[Records from a dataset]
_ _ _

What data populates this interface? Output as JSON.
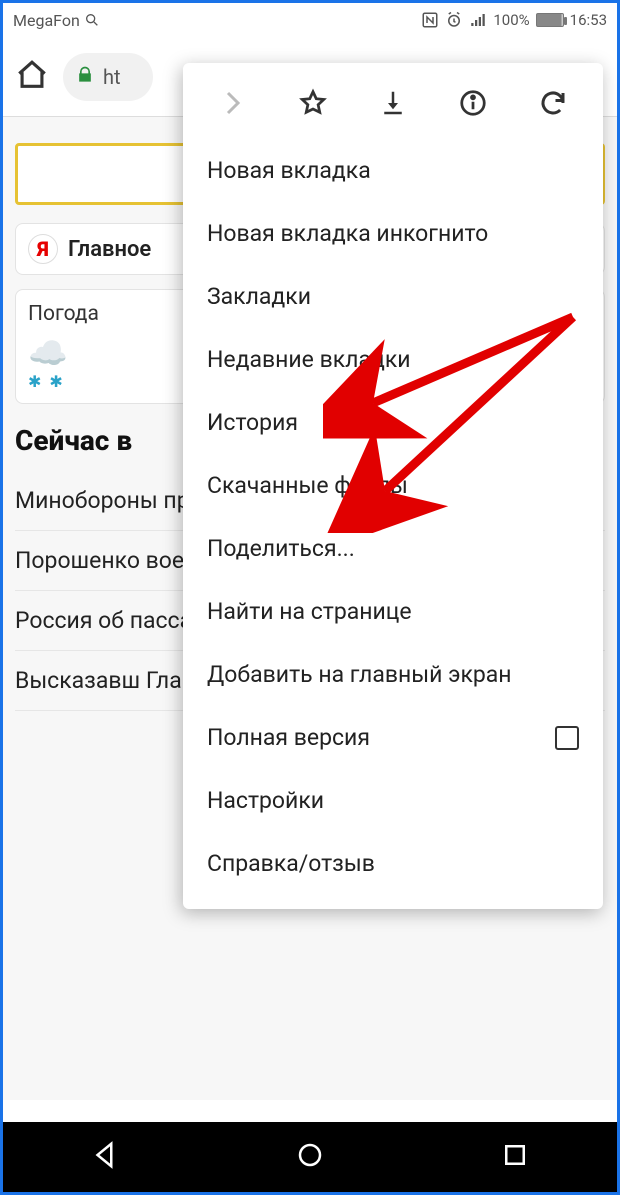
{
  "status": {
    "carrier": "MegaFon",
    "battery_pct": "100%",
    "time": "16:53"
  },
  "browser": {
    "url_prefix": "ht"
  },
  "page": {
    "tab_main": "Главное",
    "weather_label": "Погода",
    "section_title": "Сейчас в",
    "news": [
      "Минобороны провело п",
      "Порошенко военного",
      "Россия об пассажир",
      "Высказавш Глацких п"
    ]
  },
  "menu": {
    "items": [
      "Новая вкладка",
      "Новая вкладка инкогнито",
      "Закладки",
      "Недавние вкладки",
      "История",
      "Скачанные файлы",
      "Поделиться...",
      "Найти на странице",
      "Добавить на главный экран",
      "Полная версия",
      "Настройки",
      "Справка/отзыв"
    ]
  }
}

_ _ _

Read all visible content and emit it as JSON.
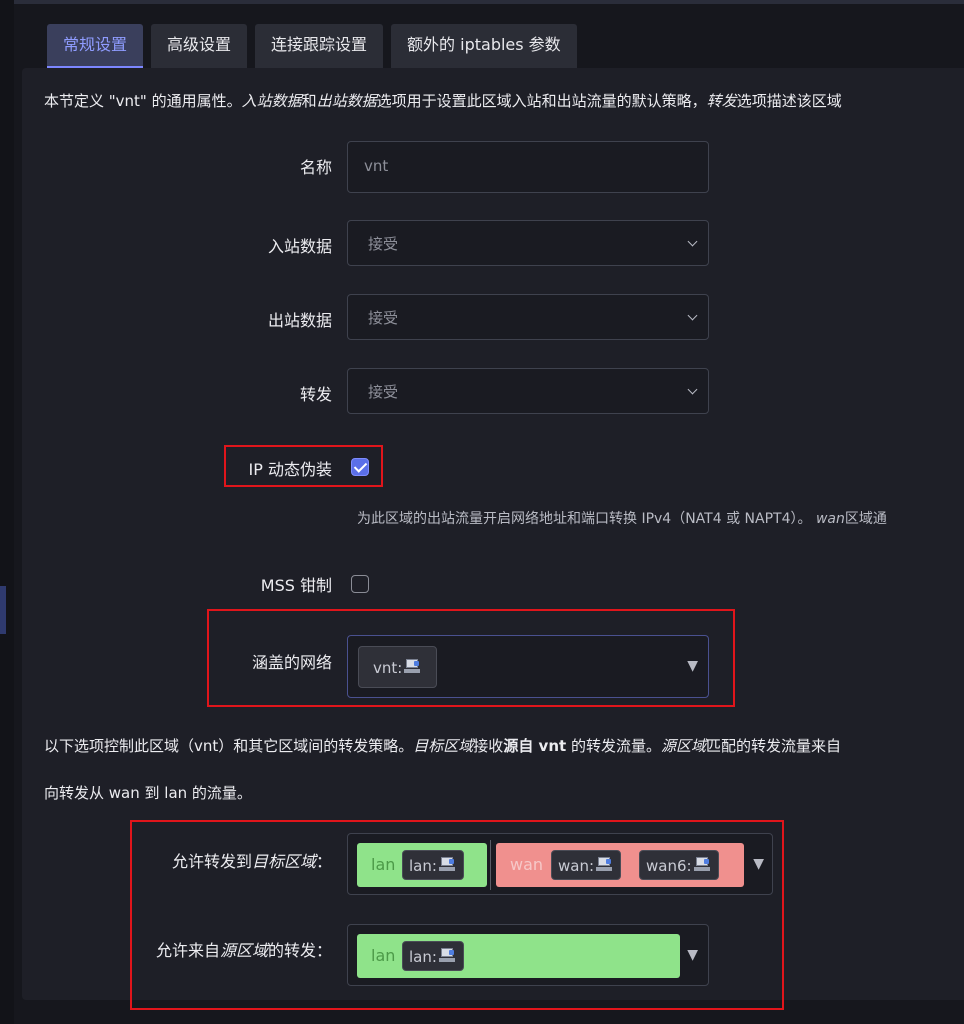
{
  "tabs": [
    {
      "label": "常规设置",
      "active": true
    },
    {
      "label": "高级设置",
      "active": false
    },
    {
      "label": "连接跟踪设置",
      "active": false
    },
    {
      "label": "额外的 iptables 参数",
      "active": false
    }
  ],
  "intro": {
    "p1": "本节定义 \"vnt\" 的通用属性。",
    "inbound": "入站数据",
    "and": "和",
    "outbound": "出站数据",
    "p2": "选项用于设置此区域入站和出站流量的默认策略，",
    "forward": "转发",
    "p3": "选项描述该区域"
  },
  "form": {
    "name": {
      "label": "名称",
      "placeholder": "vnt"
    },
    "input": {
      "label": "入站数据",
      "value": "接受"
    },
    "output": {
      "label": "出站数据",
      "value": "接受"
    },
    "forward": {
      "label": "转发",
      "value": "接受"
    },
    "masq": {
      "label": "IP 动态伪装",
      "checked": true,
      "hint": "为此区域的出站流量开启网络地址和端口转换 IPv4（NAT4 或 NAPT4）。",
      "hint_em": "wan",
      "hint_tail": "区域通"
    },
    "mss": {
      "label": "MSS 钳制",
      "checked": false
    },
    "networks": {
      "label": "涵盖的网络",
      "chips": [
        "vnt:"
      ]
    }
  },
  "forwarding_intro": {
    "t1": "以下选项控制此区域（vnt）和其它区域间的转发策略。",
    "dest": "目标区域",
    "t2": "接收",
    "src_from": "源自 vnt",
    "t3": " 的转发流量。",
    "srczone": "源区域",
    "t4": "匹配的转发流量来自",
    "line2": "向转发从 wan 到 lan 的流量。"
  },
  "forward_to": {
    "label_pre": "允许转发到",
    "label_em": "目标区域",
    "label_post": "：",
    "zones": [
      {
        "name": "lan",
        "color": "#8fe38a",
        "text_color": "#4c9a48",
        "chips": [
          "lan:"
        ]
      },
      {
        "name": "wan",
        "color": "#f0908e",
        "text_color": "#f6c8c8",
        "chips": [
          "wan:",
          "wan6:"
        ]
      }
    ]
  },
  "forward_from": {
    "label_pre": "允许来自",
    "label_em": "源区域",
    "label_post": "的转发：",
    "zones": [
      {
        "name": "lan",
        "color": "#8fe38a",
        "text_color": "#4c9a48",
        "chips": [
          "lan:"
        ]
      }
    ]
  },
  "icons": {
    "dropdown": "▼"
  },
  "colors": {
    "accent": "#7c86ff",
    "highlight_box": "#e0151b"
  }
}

_ _ _

Direction =
Say how many lines in the records hold the string "вкладка", and say nothing else.

Final result =
2